* Request: Answer with the number of lines in the listing below that contain the word "this", and nothing else.

##### Items #####

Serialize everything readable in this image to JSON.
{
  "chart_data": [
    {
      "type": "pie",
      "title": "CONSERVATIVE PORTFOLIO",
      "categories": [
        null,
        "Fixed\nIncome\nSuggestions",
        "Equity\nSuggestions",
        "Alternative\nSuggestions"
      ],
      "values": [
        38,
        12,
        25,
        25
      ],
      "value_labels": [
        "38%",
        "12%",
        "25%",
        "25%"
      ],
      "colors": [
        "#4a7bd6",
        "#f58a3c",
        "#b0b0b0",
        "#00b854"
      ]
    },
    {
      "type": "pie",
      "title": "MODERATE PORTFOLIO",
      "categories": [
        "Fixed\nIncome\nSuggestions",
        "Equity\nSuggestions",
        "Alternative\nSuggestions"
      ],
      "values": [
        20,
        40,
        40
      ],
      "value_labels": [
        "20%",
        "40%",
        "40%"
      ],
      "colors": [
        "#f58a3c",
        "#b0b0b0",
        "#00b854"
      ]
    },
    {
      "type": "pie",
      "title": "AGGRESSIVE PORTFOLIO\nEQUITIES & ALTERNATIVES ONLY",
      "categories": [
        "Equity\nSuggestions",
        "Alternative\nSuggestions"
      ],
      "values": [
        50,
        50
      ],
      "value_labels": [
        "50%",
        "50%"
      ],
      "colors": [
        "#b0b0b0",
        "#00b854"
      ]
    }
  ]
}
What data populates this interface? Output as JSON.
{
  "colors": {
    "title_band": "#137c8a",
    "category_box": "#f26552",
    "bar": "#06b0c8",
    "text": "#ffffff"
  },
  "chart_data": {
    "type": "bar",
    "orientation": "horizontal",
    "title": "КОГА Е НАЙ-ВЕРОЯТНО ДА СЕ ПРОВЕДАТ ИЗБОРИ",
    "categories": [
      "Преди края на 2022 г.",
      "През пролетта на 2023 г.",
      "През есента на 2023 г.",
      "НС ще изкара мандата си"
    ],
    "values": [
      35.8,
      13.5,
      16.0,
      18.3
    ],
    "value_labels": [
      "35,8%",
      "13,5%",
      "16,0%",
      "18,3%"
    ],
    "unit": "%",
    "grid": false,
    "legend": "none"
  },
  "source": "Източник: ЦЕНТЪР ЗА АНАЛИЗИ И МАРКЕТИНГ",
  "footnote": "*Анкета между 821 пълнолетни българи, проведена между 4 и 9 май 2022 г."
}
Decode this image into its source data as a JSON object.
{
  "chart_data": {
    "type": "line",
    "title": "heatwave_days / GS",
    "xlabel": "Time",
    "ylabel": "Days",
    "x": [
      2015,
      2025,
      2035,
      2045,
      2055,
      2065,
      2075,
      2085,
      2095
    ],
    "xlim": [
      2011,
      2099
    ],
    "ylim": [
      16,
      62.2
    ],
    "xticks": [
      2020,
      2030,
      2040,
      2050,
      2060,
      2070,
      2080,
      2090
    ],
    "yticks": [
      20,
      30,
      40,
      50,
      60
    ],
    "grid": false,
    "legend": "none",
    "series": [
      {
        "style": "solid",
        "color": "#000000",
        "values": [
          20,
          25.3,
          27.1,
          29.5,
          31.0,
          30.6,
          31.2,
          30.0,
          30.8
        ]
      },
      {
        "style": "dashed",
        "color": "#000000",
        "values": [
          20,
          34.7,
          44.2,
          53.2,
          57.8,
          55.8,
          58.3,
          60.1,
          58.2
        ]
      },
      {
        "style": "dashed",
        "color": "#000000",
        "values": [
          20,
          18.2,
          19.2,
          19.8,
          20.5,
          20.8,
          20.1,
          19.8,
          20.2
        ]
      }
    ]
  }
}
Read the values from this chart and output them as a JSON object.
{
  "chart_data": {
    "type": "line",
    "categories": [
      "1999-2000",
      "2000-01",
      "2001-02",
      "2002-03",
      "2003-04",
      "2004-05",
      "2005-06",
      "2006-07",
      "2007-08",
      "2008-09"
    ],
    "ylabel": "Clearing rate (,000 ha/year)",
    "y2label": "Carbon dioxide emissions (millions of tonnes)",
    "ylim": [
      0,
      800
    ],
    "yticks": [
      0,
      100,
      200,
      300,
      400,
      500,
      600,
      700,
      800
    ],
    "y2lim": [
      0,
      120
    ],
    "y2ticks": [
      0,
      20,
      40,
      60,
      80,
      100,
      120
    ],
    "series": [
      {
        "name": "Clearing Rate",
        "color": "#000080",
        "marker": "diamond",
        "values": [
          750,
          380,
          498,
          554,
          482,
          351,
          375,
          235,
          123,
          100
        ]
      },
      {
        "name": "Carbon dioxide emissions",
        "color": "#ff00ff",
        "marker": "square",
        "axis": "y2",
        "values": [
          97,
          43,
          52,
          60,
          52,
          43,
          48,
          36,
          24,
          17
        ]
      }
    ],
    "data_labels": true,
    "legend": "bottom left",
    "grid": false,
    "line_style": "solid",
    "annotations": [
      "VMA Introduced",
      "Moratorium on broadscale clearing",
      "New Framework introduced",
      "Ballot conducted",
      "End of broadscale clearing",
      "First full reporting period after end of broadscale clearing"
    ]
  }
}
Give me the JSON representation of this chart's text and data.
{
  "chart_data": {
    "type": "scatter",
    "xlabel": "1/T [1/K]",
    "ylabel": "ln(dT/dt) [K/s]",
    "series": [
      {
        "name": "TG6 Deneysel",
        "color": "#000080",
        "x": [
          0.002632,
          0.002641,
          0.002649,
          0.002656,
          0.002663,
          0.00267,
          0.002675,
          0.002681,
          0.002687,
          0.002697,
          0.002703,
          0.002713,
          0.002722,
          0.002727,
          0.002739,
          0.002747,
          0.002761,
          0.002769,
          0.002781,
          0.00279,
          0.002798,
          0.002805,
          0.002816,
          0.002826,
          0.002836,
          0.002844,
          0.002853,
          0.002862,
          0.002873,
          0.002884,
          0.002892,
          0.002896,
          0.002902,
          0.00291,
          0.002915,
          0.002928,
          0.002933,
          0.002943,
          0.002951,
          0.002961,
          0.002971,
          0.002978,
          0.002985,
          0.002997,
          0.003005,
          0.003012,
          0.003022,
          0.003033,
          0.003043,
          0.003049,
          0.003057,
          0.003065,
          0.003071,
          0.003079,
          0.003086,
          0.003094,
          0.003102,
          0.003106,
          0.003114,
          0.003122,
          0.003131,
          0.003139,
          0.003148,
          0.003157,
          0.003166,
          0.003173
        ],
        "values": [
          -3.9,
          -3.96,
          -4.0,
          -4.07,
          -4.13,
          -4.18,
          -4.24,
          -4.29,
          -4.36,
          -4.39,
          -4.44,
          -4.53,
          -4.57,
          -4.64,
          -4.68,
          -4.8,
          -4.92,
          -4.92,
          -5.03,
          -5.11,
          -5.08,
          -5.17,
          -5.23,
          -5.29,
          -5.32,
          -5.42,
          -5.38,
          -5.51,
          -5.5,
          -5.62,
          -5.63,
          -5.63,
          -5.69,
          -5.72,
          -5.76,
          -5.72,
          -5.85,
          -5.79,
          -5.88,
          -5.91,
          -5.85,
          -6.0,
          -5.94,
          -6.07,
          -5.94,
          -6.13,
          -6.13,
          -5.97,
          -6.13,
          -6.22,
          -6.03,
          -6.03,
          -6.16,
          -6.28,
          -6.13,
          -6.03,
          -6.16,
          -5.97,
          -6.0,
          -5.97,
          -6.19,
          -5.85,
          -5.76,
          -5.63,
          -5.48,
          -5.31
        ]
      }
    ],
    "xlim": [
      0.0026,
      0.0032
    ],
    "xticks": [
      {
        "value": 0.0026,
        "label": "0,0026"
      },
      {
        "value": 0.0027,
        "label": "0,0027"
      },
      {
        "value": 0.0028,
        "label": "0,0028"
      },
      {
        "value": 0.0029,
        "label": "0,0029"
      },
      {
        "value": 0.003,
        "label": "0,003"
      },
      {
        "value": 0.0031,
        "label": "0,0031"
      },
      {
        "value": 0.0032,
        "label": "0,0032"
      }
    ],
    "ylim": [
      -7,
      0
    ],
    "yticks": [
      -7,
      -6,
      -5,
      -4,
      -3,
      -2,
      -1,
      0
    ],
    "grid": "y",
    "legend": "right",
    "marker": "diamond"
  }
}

#####

* Finished exercise: 5